(GIVEN TASK) Look through the material and copy each line holding "upon".

* BEGIN EXTRACTED RECORDS *

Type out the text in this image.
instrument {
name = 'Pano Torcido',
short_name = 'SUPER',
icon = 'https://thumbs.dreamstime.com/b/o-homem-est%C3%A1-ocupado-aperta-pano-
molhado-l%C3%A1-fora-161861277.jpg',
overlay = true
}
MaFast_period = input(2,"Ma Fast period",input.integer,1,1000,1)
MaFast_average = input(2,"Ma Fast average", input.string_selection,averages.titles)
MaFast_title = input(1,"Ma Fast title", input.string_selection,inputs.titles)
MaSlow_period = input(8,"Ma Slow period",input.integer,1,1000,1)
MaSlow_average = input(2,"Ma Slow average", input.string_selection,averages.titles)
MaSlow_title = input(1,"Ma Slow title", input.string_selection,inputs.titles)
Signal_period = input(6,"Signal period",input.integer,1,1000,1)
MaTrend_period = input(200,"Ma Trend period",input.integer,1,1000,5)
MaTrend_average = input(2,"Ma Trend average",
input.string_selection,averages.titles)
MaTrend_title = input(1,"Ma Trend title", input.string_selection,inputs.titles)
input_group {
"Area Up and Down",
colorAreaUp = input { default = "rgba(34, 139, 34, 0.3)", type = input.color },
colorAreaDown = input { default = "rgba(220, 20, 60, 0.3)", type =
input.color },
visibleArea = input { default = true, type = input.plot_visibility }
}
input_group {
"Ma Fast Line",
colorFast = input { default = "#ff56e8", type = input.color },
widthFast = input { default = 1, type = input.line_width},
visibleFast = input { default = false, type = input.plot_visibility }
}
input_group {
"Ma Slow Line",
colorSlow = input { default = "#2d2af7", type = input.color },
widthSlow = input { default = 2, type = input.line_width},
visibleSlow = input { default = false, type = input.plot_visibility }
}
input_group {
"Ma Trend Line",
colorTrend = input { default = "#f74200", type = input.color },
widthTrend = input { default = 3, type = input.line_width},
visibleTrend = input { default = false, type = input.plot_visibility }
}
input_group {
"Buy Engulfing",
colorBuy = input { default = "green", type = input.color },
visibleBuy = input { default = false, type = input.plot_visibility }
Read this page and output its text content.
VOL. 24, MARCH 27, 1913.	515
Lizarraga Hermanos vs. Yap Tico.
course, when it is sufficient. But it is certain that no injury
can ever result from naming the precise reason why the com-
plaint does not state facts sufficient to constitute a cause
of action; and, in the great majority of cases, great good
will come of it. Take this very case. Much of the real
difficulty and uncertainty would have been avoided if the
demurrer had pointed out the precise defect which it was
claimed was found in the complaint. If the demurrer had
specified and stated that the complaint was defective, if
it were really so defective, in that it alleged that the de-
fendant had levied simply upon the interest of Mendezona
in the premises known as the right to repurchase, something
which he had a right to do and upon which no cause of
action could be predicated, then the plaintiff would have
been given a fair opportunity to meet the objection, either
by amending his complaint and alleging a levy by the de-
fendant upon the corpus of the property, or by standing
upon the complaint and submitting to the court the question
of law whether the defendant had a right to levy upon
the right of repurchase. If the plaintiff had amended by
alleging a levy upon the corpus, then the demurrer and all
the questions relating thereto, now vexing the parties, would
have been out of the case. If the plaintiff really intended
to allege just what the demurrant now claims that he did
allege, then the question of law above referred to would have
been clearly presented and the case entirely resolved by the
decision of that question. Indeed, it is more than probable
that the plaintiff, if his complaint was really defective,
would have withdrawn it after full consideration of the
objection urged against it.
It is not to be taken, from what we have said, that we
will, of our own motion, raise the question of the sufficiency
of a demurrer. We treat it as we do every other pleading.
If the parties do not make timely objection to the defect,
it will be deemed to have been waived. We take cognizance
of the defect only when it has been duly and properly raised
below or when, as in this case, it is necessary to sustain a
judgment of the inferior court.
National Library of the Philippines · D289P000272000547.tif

* END EXTRACTED RECORDS *

(TASK RESULT)
fendant had levied simply upon the interest of Mendezona
which he had a right to do and upon which no cause of
fendant upon the corpus of the property, or by standing
upon the complaint and submitting to the court the question
of law whether the defendant had a right to levy upon
alleging a levy upon the corpus, then the demurrer and all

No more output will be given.